<<<<

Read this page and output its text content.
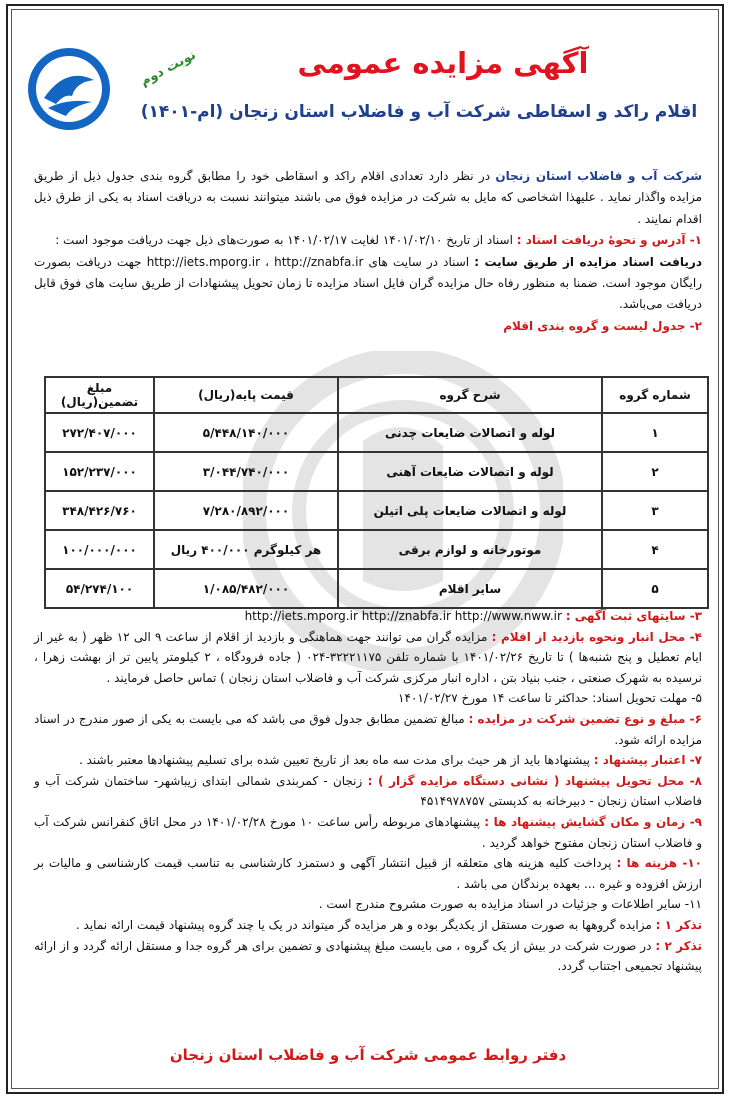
نوبت دوم	آگهی مزایده عمومی
اقلام راکد و اسقاطی شرکت آب و فاضلاب استان زنجان (ام-۱۴۰۱)

شرکت آب و فاضلاب استان زنجان در نظر دارد تعدادی اقلام راکد و اسقاطی خود را مطابق گروه بندی جدول ذیل از طریق مزایده واگذار نماید . علیهذا اشخاصی که مایل به شرکت در مزایده فوق می باشند میتوانند نسبت به دریافت اسناد به یکی از طرق ذیل اقدام نمایند .

۱- آدرس و نحوۀ دریافت اسناد : اسناد از تاریخ ۱۴۰۱/۰۲/۱۰ لغایت ۱۴۰۱/۰۲/۱۷ به صورت‌های ذیل جهت دریافت موجود است :

دریافت اسناد مزایده از طریق سایت : اسناد در سایت های http://iets.mporg.ir ، http://znabfa.ir جهت دریافت بصورت رایگان موجود است. ضمنا به منظور رفاه حال مزایده گران فایل اسناد مزایده تا زمان تحویل پیشنهادات از طریق سایت های فوق قابل دریافت می‌باشد.

۲- جدول لیست و گروه بندی اقلام

شماره گروه	شرح گروه	قیمت پایه(ریال)	مبلغ تضمین(ریال)
۱	لوله و اتصالات ضایعات چدنی	۵/۴۴۸/۱۴۰/۰۰۰	۲۷۲/۴۰۷/۰۰۰
۲	لوله و اتصالات ضایعات آهنی	۳/۰۴۴/۷۴۰/۰۰۰	۱۵۲/۲۳۷/۰۰۰
۳	لوله و اتصالات ضایعات پلی اتیلن	۷/۲۸۰/۸۹۲/۰۰۰	۳۴۸/۴۲۶/۷۶۰
۴	موتورخانه و لوازم برقی	هر کیلوگرم ۴۰۰/۰۰۰ ریال	۱۰۰/۰۰۰/۰۰۰
۵	سایر اقلام	۱/۰۸۵/۴۸۲/۰۰۰	۵۴/۲۷۴/۱۰۰

۳- سایتهای ثبت آگهی : http://iets.mporg.ir http://znabfa.ir http://www.nww.ir

۴- محل انبار ونحوه بازدید از اقلام : مزایده گران می توانند جهت هماهنگی و بازدید از اقلام از ساعت ۹ الی ۱۲ ظهر ( به غیر از ایام تعطیل و پنج شنبه‌ها ) تا تاریخ ۱۴۰۱/۰۲/۲۶ با شماره تلفن ۳۲۲۲۱۱۷۵-۰۲۴ ( جاده فرودگاه ، ۲ کیلومتر پایین تر از بهشت زهرا ، نرسیده به شهرک صنعتی ، جنب بنیاد بتن ، اداره انبار مرکزی شرکت آب و فاضلاب استان زنجان ) تماس حاصل فرمایند .

۵- مهلت تحویل اسناد: حداکثر تا ساعت ۱۴ مورخ ۱۴۰۱/۰۲/۲۷

۶- مبلغ و نوع تضمین شرکت در مزایده : مبالغ تضمین مطابق جدول فوق می باشد که می بایست به یکی از صور مندرج در اسناد مزایده ارائه شود.

۷- اعتبار پیشنهاد : پیشنهادها باید از هر حیث برای مدت سه ماه بعد از تاریخ تعیین شده برای تسلیم پیشنهادها معتبر باشند .

۸- محل تحویل پیشنهاد ( نشانی دستگاه مزایده گزار ) : زنجان - کمربندی شمالی ابتدای زیباشهر- ساختمان شرکت آب و فاضلاب استان زنجان - دبیرخانه به کدپستی ۴۵۱۴۹۷۸۷۵۷

۹- زمان و مکان گشایش پیشنهاد ها : پیشنهادهای مربوطه رأس ساعت ۱۰ مورخ ۱۴۰۱/۰۲/۲۸ در محل اتاق کنفرانس شرکت آب و فاضلاب استان زنجان مفتوح خواهد گردید .

۱۰- هزینه ها : پرداخت کلیه هزینه های متعلقه از قبیل انتشار آگهی و دستمزد کارشناسی به تناسب قیمت کارشناسی و مالیات بر ارزش افزوده و غیره ... بعهده برندگان می باشد .

۱۱- سایر اطلاعات و جزئیات در اسناد مزایده به صورت مشروح مندرج است .

تذکر ۱ : مزایده گروهها به صورت مستقل از یکدیگر بوده و هر مزایده گر میتواند در یک یا چند گروه پیشنهاد قیمت ارائه نماید .

تذکر ۲ : در صورت شرکت در بیش از یک گروه ، می بایست مبلغ پیشنهادی و تضمین برای هر گروه جدا و مستقل ارائه گردد و از ارائه پیشنهاد تجمیعی اجتناب گردد.

دفتر روابط عمومی شرکت آب و فاضلاب استان زنجان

>>>>

» STATED PROBLEM
Retype the listing exactly. Pictures do not belong in the copy.

» ANSWER TO THIS TASK
Read this page and output its text content.
نوبت دوم	آگهی مزایده عمومی
اقلام راکد و اسقاطی شرکت آب و فاضلاب استان زنجان (ام-۱۴۰۱)

شرکت آب و فاضلاب استان زنجان در نظر دارد تعدادی اقلام راکد و اسقاطی خود را مطابق گروه بندی جدول ذیل از طریق مزایده واگذار نماید . علیهذا اشخاصی که مایل به شرکت در مزایده فوق می باشند میتوانند نسبت به دریافت اسناد به یکی از طرق ذیل اقدام نمایند .

۱- آدرس و نحوۀ دریافت اسناد : اسناد از تاریخ ۱۴۰۱/۰۲/۱۰ لغایت ۱۴۰۱/۰۲/۱۷ به صورت‌های ذیل جهت دریافت موجود است :

دریافت اسناد مزایده از طریق سایت : اسناد در سایت های http://iets.mporg.ir ، http://znabfa.ir جهت دریافت بصورت رایگان موجود است. ضمنا به منظور رفاه حال مزایده گران فایل اسناد مزایده تا زمان تحویل پیشنهادات از طریق سایت های فوق قابل دریافت می‌باشد.

۲- جدول لیست و گروه بندی اقلام

شماره گروه	شرح گروه	قیمت پایه(ریال)	مبلغ تضمین(ریال)
۱	لوله و اتصالات ضایعات چدنی	۵/۴۴۸/۱۴۰/۰۰۰	۲۷۲/۴۰۷/۰۰۰
۲	لوله و اتصالات ضایعات آهنی	۳/۰۴۴/۷۴۰/۰۰۰	۱۵۲/۲۳۷/۰۰۰
۳	لوله و اتصالات ضایعات پلی اتیلن	۷/۲۸۰/۸۹۲/۰۰۰	۳۴۸/۴۲۶/۷۶۰
۴	موتورخانه و لوازم برقی	هر کیلوگرم ۴۰۰/۰۰۰ ریال	۱۰۰/۰۰۰/۰۰۰
۵	سایر اقلام	۱/۰۸۵/۴۸۲/۰۰۰	۵۴/۲۷۴/۱۰۰

۳- سایتهای ثبت آگهی : http://iets.mporg.ir http://znabfa.ir http://www.nww.ir

۴- محل انبار ونحوه بازدید از اقلام : مزایده گران می توانند جهت هماهنگی و بازدید از اقلام از ساعت ۹ الی ۱۲ ظهر ( به غیر از ایام تعطیل و پنج شنبه‌ها ) تا تاریخ ۱۴۰۱/۰۲/۲۶ با شماره تلفن ۳۲۲۲۱۱۷۵-۰۲۴ ( جاده فرودگاه ، ۲ کیلومتر پایین تر از بهشت زهرا ، نرسیده به شهرک صنعتی ، جنب بنیاد بتن ، اداره انبار مرکزی شرکت آب و فاضلاب استان زنجان ) تماس حاصل فرمایند .

۵- مهلت تحویل اسناد: حداکثر تا ساعت ۱۴ مورخ ۱۴۰۱/۰۲/۲۷

۶- مبلغ و نوع تضمین شرکت در مزایده : مبالغ تضمین مطابق جدول فوق می باشد که می بایست به یکی از صور مندرج در اسناد مزایده ارائه شود.

۷- اعتبار پیشنهاد : پیشنهادها باید از هر حیث برای مدت سه ماه بعد از تاریخ تعیین شده برای تسلیم پیشنهادها معتبر باشند .

۸- محل تحویل پیشنهاد ( نشانی دستگاه مزایده گزار ) : زنجان - کمربندی شمالی ابتدای زیباشهر- ساختمان شرکت آب و فاضلاب استان زنجان - دبیرخانه به کدپستی ۴۵۱۴۹۷۸۷۵۷

۹- زمان و مکان گشایش پیشنهاد ها : پیشنهادهای مربوطه رأس ساعت ۱۰ مورخ ۱۴۰۱/۰۲/۲۸ در محل اتاق کنفرانس شرکت آب و فاضلاب استان زنجان مفتوح خواهد گردید .

۱۰- هزینه ها : پرداخت کلیه هزینه های متعلقه از قبیل انتشار آگهی و دستمزد کارشناسی به تناسب قیمت کارشناسی و مالیات بر ارزش افزوده و غیره ... بعهده برندگان می باشد .

۱۱- سایر اطلاعات و جزئیات در اسناد مزایده به صورت مشروح مندرج است .

تذکر ۱ : مزایده گروهها به صورت مستقل از یکدیگر بوده و هر مزایده گر میتواند در یک یا چند گروه پیشنهاد قیمت ارائه نماید .

تذکر ۲ : در صورت شرکت در بیش از یک گروه ، می بایست مبلغ پیشنهادی و تضمین برای هر گروه جدا و مستقل ارائه گردد و از ارائه پیشنهاد تجمیعی اجتناب گردد.

دفتر روابط عمومی شرکت آب و فاضلاب استان زنجان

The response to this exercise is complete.